**TASK PROMPT:** Wherever the word "JSON" turns up in a line of the entries, copy that line.

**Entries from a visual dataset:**
--------------------------------------------------

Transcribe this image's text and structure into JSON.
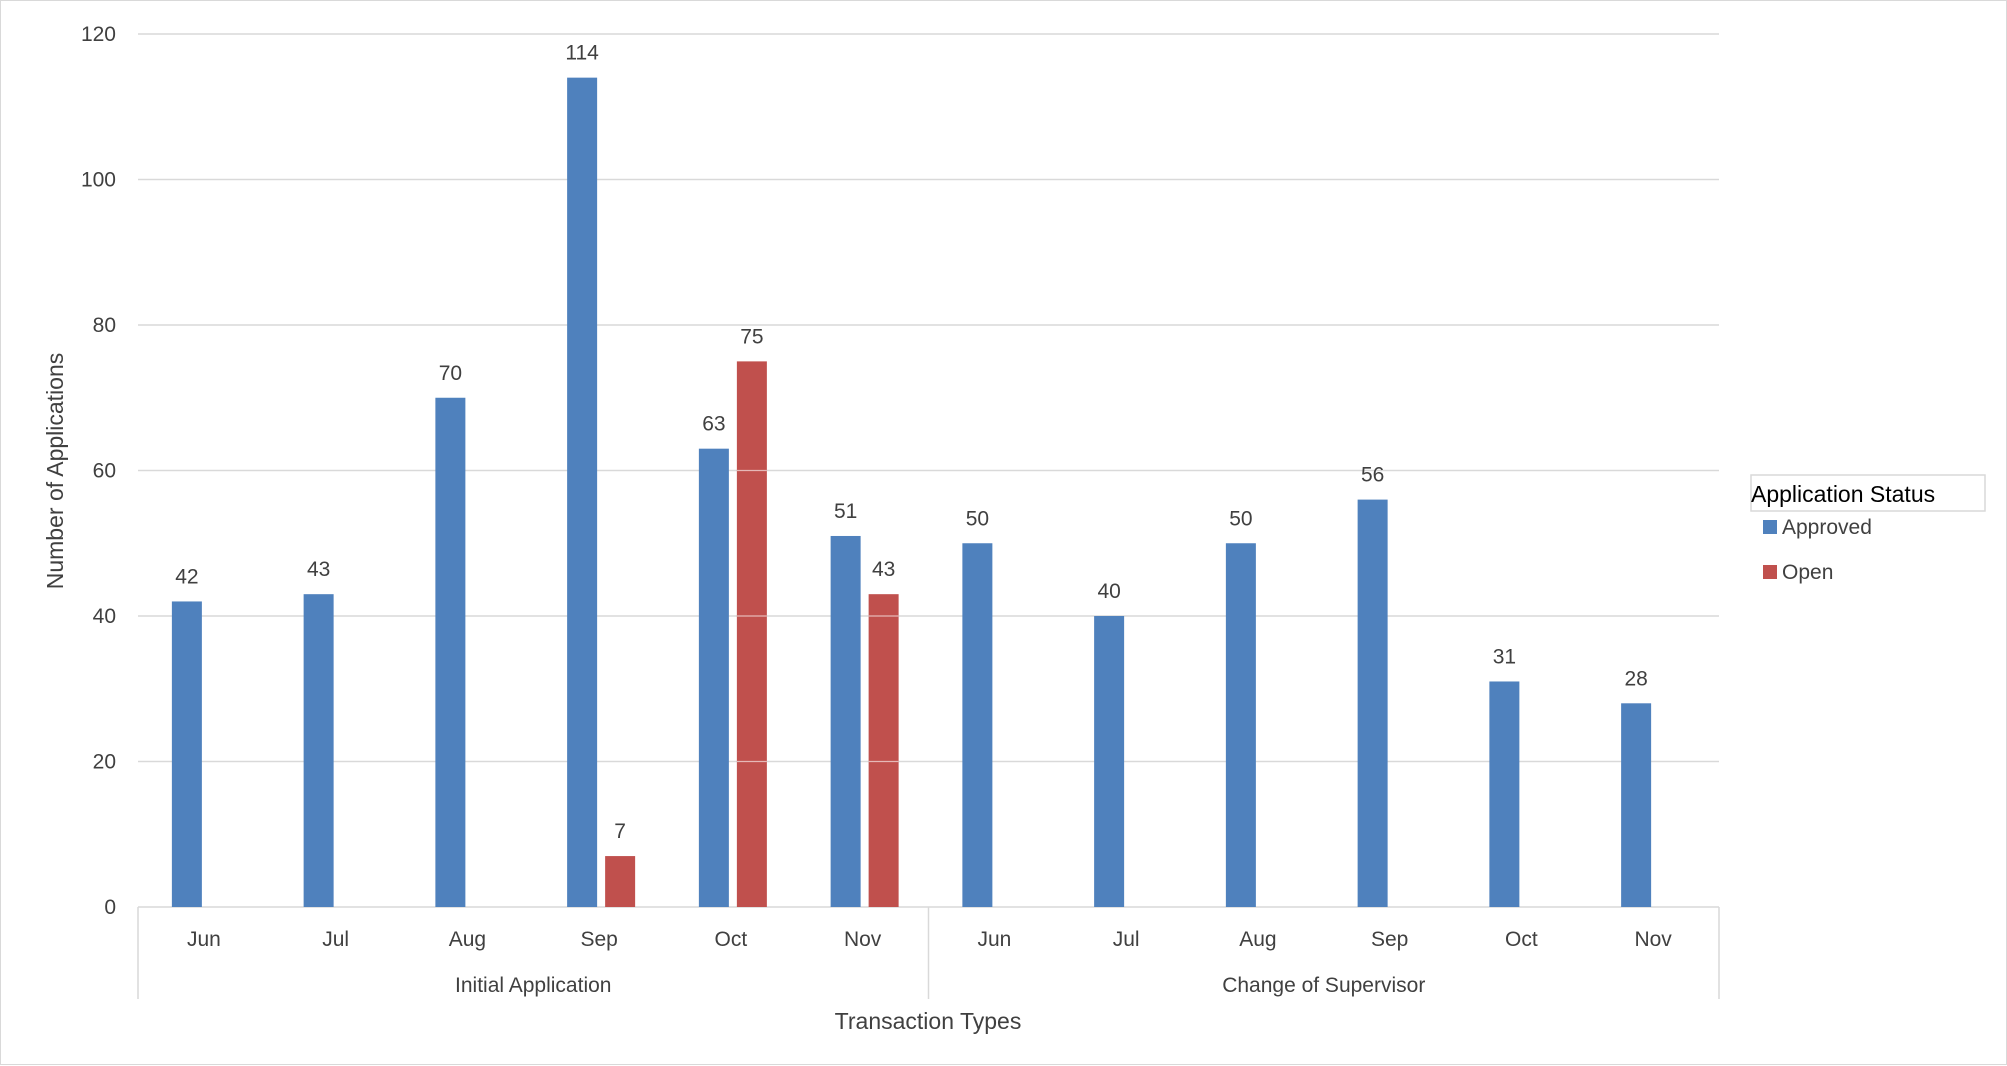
{
  "chart_data": {
    "type": "bar",
    "title": "",
    "xlabel": "Transaction Types",
    "ylabel": "Number of Applications",
    "ylim": [
      0,
      120
    ],
    "yticks": [
      0,
      20,
      40,
      60,
      80,
      100,
      120
    ],
    "grid": true,
    "legend": {
      "title": "Application Status",
      "placement": "right"
    },
    "groups": [
      {
        "name": "Initial Application",
        "categories": [
          "Jun",
          "Jul",
          "Aug",
          "Sep",
          "Oct",
          "Nov"
        ]
      },
      {
        "name": "Change of Supervisor",
        "categories": [
          "Jun",
          "Jul",
          "Aug",
          "Sep",
          "Oct",
          "Nov"
        ]
      }
    ],
    "series": [
      {
        "name": "Approved",
        "color": "#4F81BD",
        "values": [
          42,
          43,
          70,
          114,
          63,
          51,
          50,
          40,
          50,
          56,
          31,
          28
        ]
      },
      {
        "name": "Open",
        "color": "#C0504D",
        "values": [
          null,
          null,
          null,
          7,
          75,
          43,
          null,
          null,
          null,
          null,
          null,
          null
        ]
      }
    ]
  }
}
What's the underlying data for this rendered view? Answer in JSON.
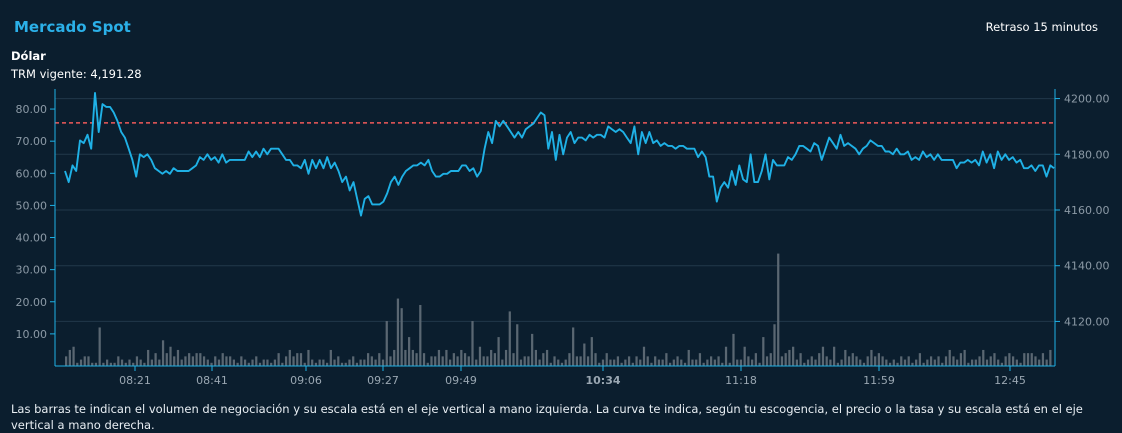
{
  "header": {
    "title": "Mercado Spot",
    "delay": "Retraso 15 minutos",
    "asset": "Dólar",
    "trm": "TRM vigente: 4,191.28"
  },
  "footer_note": "Las barras te indican el volumen de negociación y su escala está en el eje vertical a mano izquierda. La curva te indica, según tu escogencia, el precio o la tasa y su escala está en el eje vertical a mano derecha.",
  "colors": {
    "line": "#1fb1e6",
    "bars": "#5a6772",
    "reference": "#f05a5a",
    "background": "#0b1e2e"
  },
  "chart_data": {
    "type": "line",
    "x_ticks": [
      {
        "label": "08:21",
        "bold": false
      },
      {
        "label": "08:41",
        "bold": false
      },
      {
        "label": "09:06",
        "bold": false
      },
      {
        "label": "09:27",
        "bold": false
      },
      {
        "label": "09:49",
        "bold": false
      },
      {
        "label": "10:34",
        "bold": true
      },
      {
        "label": "11:18",
        "bold": false
      },
      {
        "label": "11:59",
        "bold": false
      },
      {
        "label": "12:45",
        "bold": false
      }
    ],
    "y_left": {
      "ticks": [
        "10.00",
        "20.00",
        "30.00",
        "40.00",
        "50.00",
        "60.00",
        "70.00",
        "80.00"
      ],
      "range": [
        0,
        85
      ]
    },
    "y_right": {
      "ticks": [
        "4120.00",
        "4140.00",
        "4160.00",
        "4180.00",
        "4200.00"
      ],
      "range": [
        4104,
        4202
      ]
    },
    "reference_value": 4191.28,
    "series": [
      {
        "kind": "line",
        "axis": "right",
        "values": [
          4174,
          4170,
          4176,
          4174,
          4185,
          4184,
          4187,
          4182,
          4202,
          4188,
          4198,
          4197,
          4197,
          4195,
          4192,
          4188,
          4186,
          4182,
          4178,
          4172,
          4180,
          4179,
          4180,
          4178,
          4175,
          4174,
          4173,
          4174,
          4173,
          4175,
          4174,
          4174,
          4174,
          4174,
          4175,
          4176,
          4179,
          4178,
          4180,
          4178,
          4179,
          4177,
          4180,
          4177,
          4178,
          4178,
          4178,
          4178,
          4178,
          4181,
          4179,
          4181,
          4179,
          4182,
          4180,
          4182,
          4182,
          4182,
          4180,
          4178,
          4178,
          4176,
          4176,
          4175,
          4178,
          4173,
          4178,
          4175,
          4178,
          4175,
          4179,
          4175,
          4177,
          4174,
          4170,
          4172,
          4167,
          4170,
          4164,
          4158,
          4164,
          4165,
          4162,
          4162,
          4162,
          4163,
          4166,
          4170,
          4172,
          4169,
          4172,
          4174,
          4175,
          4176,
          4176,
          4177,
          4176,
          4178,
          4174,
          4172,
          4172,
          4173,
          4173,
          4174,
          4174,
          4174,
          4176,
          4176,
          4174,
          4175,
          4172,
          4174,
          4182,
          4188,
          4184,
          4192,
          4190,
          4192,
          4190,
          4188,
          4186,
          4188,
          4186,
          4189,
          4190,
          4191,
          4193,
          4195,
          4194,
          4182,
          4188,
          4178,
          4187,
          4180,
          4186,
          4188,
          4184,
          4186,
          4186,
          4185,
          4187,
          4186,
          4187,
          4187,
          4186,
          4190,
          4189,
          4188,
          4189,
          4188,
          4186,
          4184,
          4190,
          4180,
          4188,
          4184,
          4188,
          4184,
          4185,
          4183,
          4184,
          4183,
          4183,
          4182,
          4183,
          4183,
          4182,
          4182,
          4182,
          4179,
          4181,
          4179,
          4172,
          4172,
          4163,
          4168,
          4170,
          4168,
          4174,
          4169,
          4176,
          4171,
          4170,
          4180,
          4170,
          4170,
          4174,
          4180,
          4171,
          4178,
          4176,
          4176,
          4176,
          4179,
          4178,
          4180,
          4183,
          4183,
          4182,
          4181,
          4184,
          4183,
          4178,
          4182,
          4186,
          4184,
          4182,
          4187,
          4183,
          4184,
          4183,
          4182,
          4180,
          4182,
          4183,
          4185,
          4184,
          4183,
          4183,
          4181,
          4181,
          4180,
          4182,
          4180,
          4180,
          4181,
          4178,
          4179,
          4178,
          4181,
          4179,
          4180,
          4178,
          4180,
          4178,
          4178,
          4178,
          4178,
          4175,
          4177,
          4177,
          4178,
          4177,
          4178,
          4176,
          4181,
          4177,
          4180,
          4175,
          4181,
          4178,
          4180,
          4178,
          4179,
          4177,
          4178,
          4175,
          4175,
          4176,
          4174,
          4176,
          4176,
          4172,
          4176,
          4175
        ]
      },
      {
        "kind": "bar",
        "axis": "left",
        "values": [
          3,
          5,
          6,
          1,
          2,
          3,
          3,
          1,
          1,
          12,
          1,
          2,
          1,
          1,
          3,
          2,
          1,
          2,
          1,
          3,
          2,
          1,
          5,
          2,
          4,
          2,
          8,
          4,
          6,
          3,
          5,
          2,
          3,
          4,
          3,
          4,
          4,
          3,
          2,
          1,
          3,
          2,
          4,
          3,
          3,
          2,
          1,
          3,
          2,
          1,
          2,
          3,
          1,
          2,
          2,
          1,
          2,
          4,
          1,
          3,
          5,
          3,
          4,
          4,
          1,
          5,
          2,
          1,
          2,
          2,
          1,
          5,
          2,
          3,
          1,
          1,
          2,
          3,
          1,
          2,
          2,
          4,
          3,
          2,
          4,
          2,
          14,
          3,
          5,
          21,
          18,
          5,
          9,
          5,
          4,
          19,
          4,
          1,
          3,
          3,
          5,
          3,
          5,
          2,
          4,
          3,
          5,
          4,
          3,
          14,
          2,
          6,
          3,
          3,
          5,
          4,
          9,
          2,
          5,
          17,
          4,
          13,
          2,
          3,
          3,
          10,
          5,
          2,
          4,
          5,
          1,
          3,
          2,
          1,
          2,
          4,
          12,
          3,
          3,
          7,
          3,
          9,
          4,
          1,
          2,
          4,
          2,
          2,
          3,
          1,
          2,
          3,
          1,
          3,
          2,
          6,
          3,
          1,
          3,
          2,
          2,
          4,
          1,
          2,
          3,
          2,
          1,
          5,
          2,
          2,
          4,
          1,
          2,
          3,
          2,
          3,
          1,
          6,
          1,
          10,
          2,
          2,
          6,
          3,
          2,
          4,
          1,
          9,
          3,
          4,
          13,
          35,
          3,
          4,
          5,
          6,
          2,
          4,
          1,
          2,
          3,
          2,
          4,
          6,
          3,
          2,
          6,
          1,
          2,
          5,
          3,
          4,
          3,
          2,
          1,
          3,
          5,
          3,
          4,
          3,
          2,
          1,
          2,
          1,
          3,
          2,
          3,
          1,
          2,
          4,
          1,
          2,
          3,
          2,
          3,
          1,
          3,
          5,
          3,
          2,
          4,
          5,
          1,
          2,
          2,
          3,
          5,
          2,
          3,
          4,
          2,
          1,
          3,
          4,
          3,
          2,
          1,
          4,
          4,
          4,
          3,
          2,
          4,
          2,
          5
        ]
      }
    ]
  }
}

--------------------------------------------------

**SOLUTION TO THE PROBLEM:**
Transcribe this image's text and structure into JSON.
What's the underlying data for this rendered view? Answer in JSON.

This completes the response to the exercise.